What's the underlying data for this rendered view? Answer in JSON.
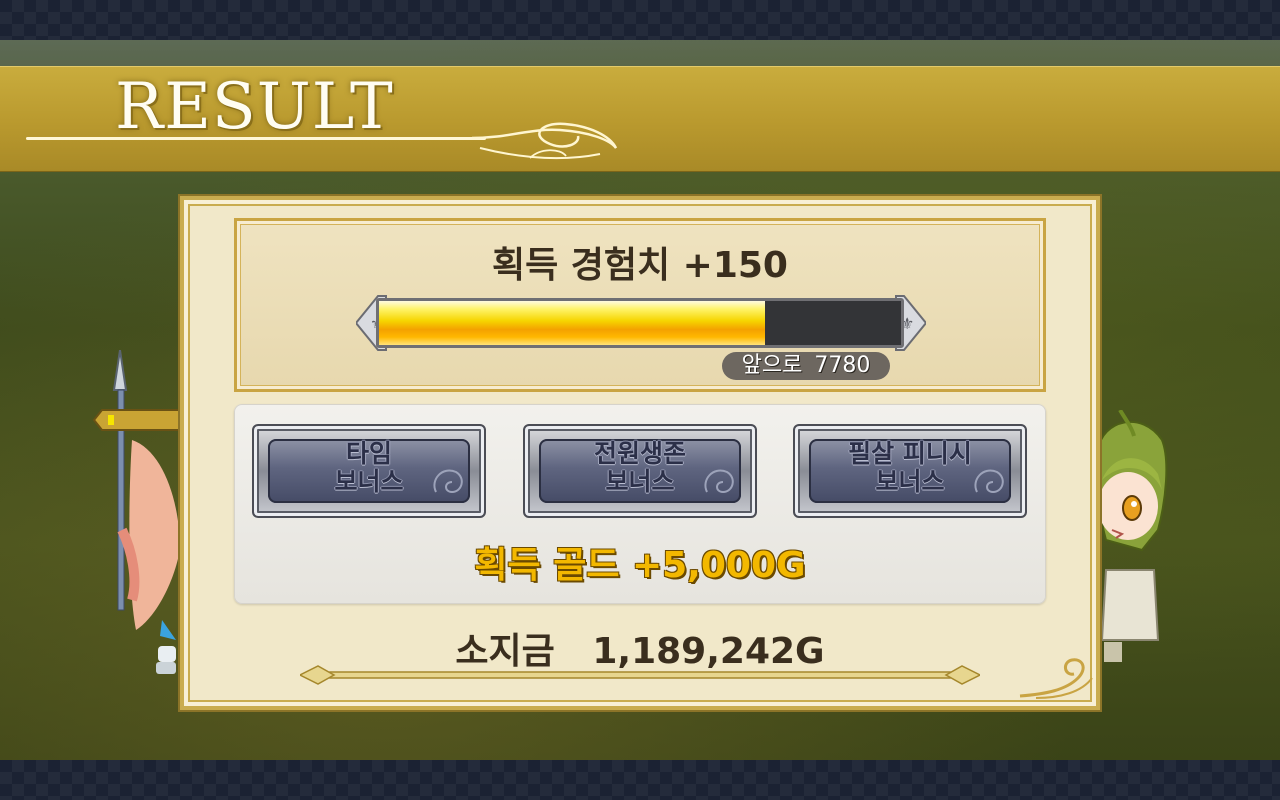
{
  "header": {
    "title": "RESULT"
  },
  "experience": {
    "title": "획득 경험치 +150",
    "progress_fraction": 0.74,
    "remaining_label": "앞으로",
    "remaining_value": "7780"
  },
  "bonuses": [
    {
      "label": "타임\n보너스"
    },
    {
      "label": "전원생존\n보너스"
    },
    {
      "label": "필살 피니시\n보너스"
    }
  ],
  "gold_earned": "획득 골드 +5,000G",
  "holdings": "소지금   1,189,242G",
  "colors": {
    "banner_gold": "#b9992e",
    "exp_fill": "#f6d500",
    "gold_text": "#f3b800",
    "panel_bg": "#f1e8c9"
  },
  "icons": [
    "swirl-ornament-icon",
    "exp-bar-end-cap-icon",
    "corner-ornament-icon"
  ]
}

...

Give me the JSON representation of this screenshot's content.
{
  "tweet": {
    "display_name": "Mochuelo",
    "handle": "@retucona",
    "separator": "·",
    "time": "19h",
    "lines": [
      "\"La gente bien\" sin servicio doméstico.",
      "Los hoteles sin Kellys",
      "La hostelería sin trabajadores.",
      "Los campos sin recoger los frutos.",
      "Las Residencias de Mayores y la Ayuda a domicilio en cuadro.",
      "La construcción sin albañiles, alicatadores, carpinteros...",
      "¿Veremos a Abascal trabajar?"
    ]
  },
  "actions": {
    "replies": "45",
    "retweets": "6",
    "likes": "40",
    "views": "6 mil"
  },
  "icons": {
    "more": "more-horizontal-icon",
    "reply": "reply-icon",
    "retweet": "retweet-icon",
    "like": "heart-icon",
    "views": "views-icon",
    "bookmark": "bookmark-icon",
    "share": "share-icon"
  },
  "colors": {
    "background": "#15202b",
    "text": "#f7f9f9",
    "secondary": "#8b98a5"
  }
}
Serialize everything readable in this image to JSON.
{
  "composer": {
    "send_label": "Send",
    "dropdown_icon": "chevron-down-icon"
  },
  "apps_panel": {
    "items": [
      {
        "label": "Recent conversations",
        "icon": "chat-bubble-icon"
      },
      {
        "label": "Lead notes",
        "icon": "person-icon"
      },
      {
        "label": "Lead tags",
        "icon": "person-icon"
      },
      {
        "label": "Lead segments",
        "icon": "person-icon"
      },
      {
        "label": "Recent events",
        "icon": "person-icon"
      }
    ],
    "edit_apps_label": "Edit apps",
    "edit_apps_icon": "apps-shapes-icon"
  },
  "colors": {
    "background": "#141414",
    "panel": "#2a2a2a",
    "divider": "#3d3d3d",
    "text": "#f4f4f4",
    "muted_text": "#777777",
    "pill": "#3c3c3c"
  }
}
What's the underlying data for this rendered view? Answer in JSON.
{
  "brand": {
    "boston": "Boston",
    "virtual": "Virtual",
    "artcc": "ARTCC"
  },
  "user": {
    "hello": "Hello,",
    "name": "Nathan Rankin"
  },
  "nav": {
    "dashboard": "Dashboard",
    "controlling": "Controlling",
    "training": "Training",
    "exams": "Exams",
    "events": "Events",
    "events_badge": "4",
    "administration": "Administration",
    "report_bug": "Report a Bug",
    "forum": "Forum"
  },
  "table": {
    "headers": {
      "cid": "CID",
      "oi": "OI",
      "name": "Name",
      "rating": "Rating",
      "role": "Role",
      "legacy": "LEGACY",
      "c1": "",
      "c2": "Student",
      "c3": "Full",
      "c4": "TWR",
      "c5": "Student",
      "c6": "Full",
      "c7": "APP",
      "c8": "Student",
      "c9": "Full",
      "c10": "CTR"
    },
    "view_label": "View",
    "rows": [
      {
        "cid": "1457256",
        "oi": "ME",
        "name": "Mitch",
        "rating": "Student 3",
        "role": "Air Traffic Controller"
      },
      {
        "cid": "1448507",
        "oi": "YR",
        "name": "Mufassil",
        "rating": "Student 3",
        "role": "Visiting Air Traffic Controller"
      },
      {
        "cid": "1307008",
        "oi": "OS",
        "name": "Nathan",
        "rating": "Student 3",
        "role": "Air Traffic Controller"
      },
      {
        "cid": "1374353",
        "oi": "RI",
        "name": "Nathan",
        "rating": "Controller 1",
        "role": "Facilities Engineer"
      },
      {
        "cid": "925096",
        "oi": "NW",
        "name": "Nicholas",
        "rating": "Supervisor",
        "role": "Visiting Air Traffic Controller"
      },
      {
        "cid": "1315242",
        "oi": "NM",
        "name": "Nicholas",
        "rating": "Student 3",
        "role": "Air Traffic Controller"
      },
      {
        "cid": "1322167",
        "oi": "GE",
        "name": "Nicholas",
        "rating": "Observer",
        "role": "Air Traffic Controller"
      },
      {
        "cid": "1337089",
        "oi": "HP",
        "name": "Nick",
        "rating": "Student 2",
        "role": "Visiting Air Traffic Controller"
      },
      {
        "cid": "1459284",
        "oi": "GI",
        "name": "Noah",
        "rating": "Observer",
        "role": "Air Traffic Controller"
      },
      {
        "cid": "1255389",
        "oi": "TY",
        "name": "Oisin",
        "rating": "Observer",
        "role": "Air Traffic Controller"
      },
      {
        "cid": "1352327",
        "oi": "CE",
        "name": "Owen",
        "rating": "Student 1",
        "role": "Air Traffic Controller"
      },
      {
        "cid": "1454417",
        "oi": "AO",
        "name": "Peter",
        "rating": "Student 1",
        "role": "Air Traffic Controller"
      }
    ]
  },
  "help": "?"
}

Job: Check each line of the records for the word "JSON" and extract those that contain it.

Exercise response:
What's the underlying data for this rendered view? Answer in JSON.
Give me the JSON representation of this screenshot's content.
Serialize everything readable in this image to JSON.
What's the underlying data for this rendered view? Answer in JSON.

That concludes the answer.